* YOUR GOAL:
Reply with one number: the count of lines in the data that hold the string "Charlottetown".

* RECORDS FOR THIS EXERCISE:
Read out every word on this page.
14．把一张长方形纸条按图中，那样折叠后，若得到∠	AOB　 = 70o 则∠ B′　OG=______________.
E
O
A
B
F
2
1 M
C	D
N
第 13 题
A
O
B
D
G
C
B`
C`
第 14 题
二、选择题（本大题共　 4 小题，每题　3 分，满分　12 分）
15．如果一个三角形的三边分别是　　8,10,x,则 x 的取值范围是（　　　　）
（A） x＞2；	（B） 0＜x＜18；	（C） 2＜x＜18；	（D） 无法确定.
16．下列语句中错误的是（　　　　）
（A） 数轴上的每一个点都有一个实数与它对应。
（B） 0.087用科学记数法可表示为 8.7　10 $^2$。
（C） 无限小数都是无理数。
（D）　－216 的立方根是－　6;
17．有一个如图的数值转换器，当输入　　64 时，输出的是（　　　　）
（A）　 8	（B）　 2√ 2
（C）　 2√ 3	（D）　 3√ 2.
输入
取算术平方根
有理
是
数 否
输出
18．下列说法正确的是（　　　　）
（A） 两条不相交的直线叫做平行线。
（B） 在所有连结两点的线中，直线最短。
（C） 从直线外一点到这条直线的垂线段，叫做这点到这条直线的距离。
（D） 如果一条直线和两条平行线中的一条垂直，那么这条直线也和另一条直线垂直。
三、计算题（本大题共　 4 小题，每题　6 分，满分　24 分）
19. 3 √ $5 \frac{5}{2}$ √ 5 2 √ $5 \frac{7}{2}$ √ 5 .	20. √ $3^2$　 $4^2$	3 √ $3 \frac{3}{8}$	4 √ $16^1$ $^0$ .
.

---

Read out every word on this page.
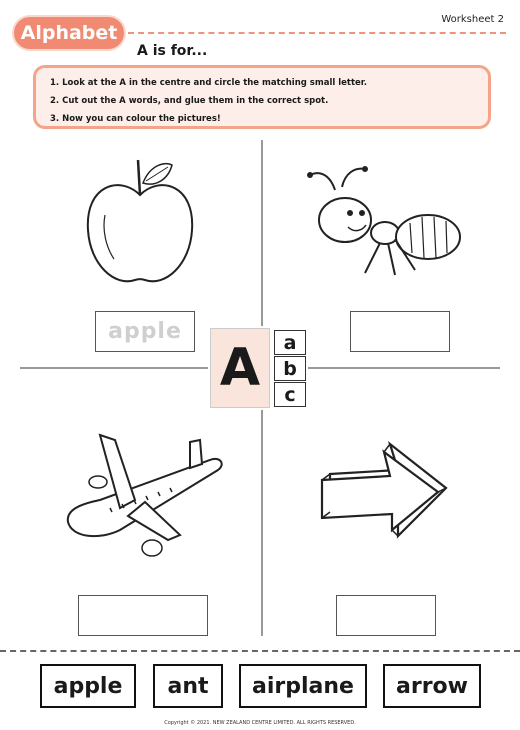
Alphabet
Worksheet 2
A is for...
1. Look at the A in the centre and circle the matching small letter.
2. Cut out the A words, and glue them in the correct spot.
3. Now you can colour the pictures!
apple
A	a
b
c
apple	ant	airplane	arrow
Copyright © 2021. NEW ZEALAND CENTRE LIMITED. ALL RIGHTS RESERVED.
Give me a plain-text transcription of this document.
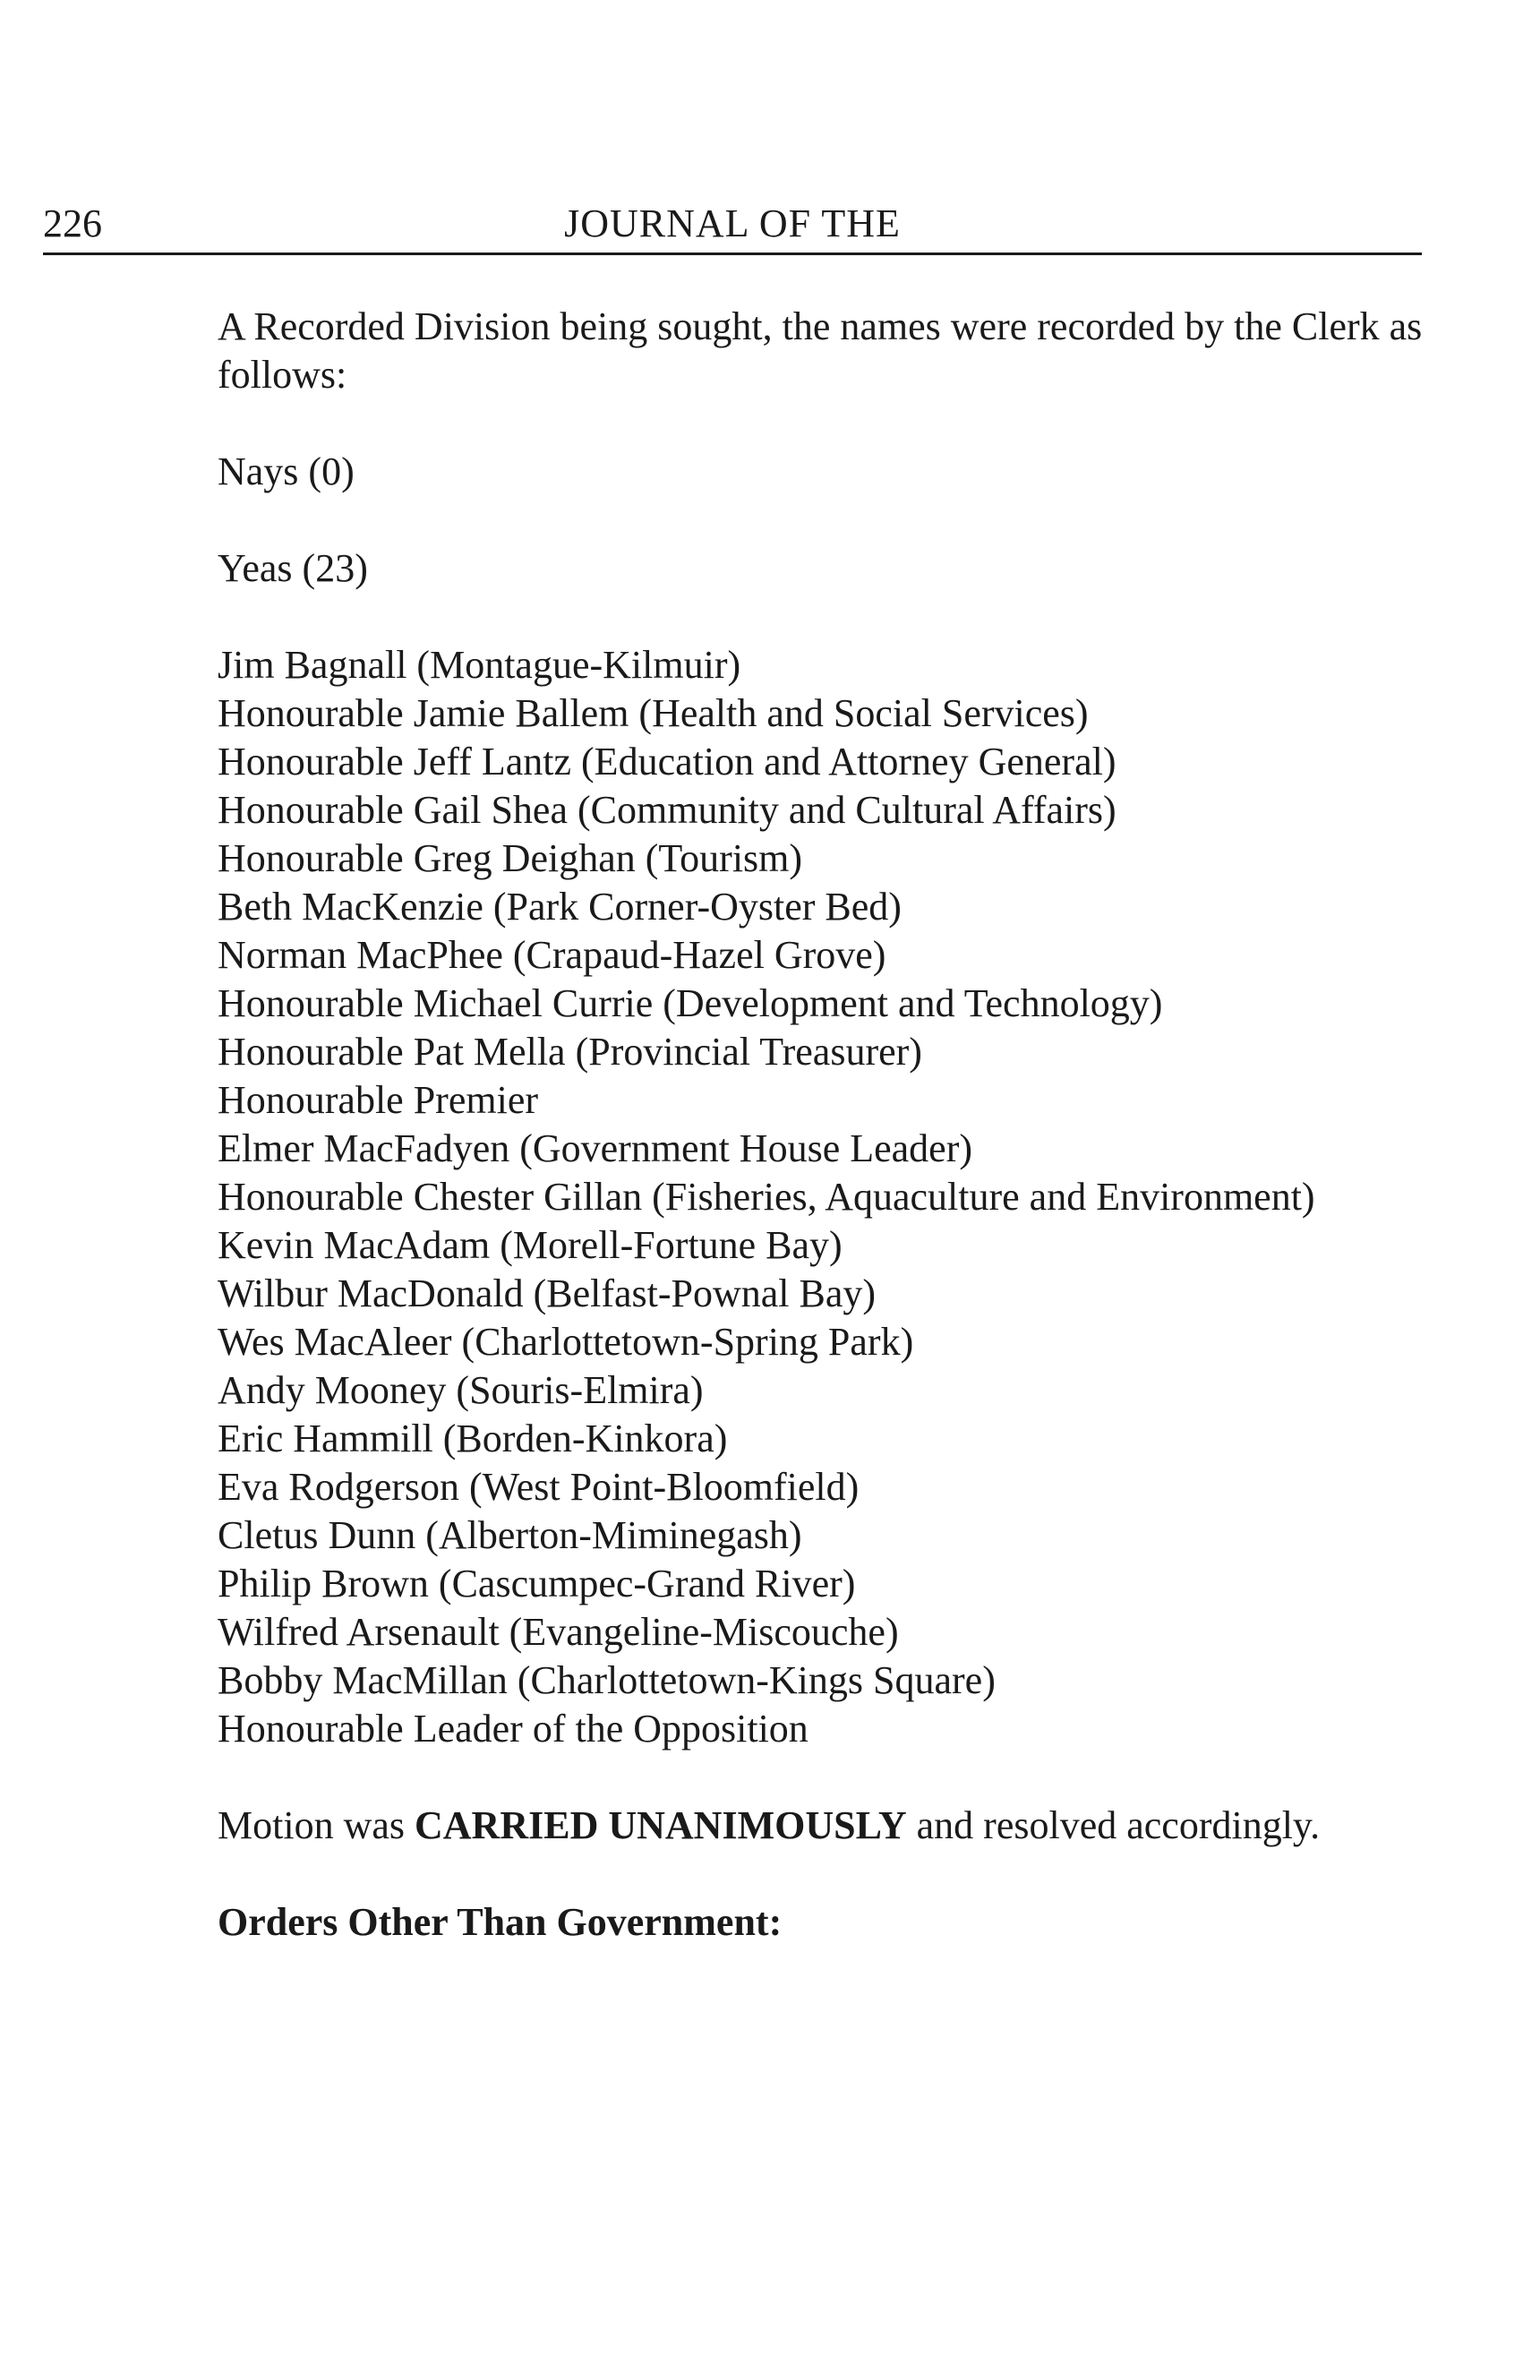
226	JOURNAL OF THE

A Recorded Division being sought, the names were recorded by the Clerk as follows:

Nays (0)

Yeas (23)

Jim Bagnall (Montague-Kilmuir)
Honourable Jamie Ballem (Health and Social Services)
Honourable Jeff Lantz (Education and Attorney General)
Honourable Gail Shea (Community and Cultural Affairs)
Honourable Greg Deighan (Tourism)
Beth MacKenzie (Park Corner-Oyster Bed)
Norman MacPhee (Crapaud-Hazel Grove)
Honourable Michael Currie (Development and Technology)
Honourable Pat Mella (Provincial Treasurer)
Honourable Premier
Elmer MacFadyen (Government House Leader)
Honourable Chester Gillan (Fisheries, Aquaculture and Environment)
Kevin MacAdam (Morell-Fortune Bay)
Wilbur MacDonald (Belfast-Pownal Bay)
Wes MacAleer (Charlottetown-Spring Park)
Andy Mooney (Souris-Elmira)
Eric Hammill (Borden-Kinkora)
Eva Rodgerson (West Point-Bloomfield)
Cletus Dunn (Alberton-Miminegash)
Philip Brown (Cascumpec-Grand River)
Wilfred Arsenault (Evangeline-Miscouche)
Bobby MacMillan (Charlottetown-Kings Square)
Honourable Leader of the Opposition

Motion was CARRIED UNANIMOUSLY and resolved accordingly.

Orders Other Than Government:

...

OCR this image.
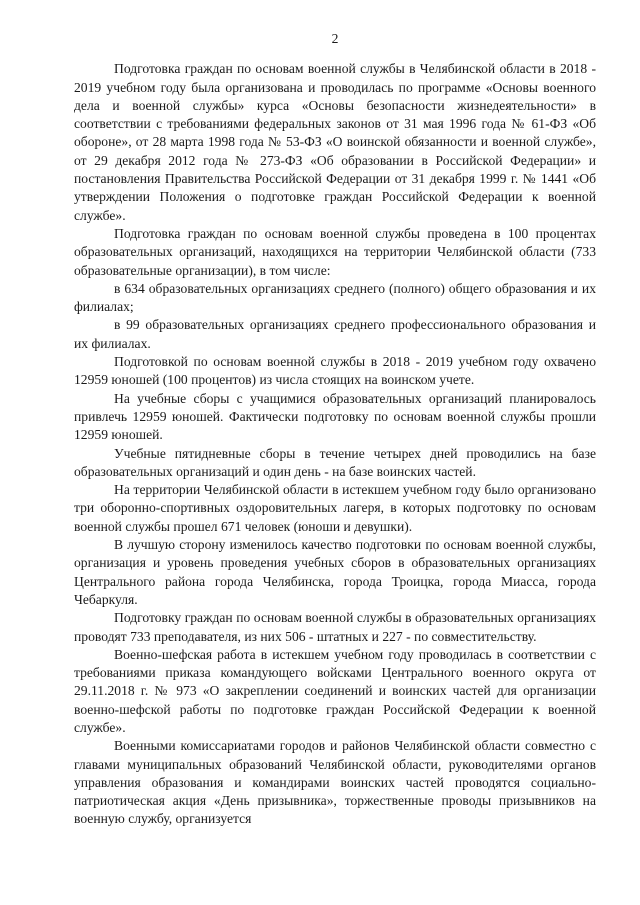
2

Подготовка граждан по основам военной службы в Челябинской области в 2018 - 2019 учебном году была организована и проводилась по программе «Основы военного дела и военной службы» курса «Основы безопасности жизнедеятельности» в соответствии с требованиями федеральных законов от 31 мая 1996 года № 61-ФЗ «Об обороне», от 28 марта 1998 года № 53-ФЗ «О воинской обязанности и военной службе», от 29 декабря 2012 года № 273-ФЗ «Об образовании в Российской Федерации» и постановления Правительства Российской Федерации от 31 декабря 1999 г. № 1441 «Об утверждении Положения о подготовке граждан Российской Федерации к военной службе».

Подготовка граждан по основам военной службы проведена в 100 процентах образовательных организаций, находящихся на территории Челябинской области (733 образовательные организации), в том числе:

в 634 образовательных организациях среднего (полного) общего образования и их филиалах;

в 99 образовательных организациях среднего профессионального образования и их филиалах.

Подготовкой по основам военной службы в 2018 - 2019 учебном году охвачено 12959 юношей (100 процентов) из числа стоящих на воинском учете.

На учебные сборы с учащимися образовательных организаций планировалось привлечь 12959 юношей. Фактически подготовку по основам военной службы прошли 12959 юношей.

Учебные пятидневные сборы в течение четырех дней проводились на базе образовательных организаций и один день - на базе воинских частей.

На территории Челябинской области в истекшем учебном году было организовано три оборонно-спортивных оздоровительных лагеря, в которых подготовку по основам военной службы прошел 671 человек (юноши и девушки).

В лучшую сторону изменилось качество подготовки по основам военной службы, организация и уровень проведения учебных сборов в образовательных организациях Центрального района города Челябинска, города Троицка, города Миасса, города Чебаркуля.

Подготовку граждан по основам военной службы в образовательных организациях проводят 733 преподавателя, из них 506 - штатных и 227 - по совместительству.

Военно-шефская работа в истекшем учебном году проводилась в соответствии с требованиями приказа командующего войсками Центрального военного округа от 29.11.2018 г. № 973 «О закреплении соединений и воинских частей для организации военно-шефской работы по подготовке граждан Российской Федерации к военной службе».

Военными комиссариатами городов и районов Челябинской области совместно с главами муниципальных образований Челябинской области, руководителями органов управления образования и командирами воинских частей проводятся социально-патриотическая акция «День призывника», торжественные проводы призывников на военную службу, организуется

* ANSWER TO THE PROBLEM:
2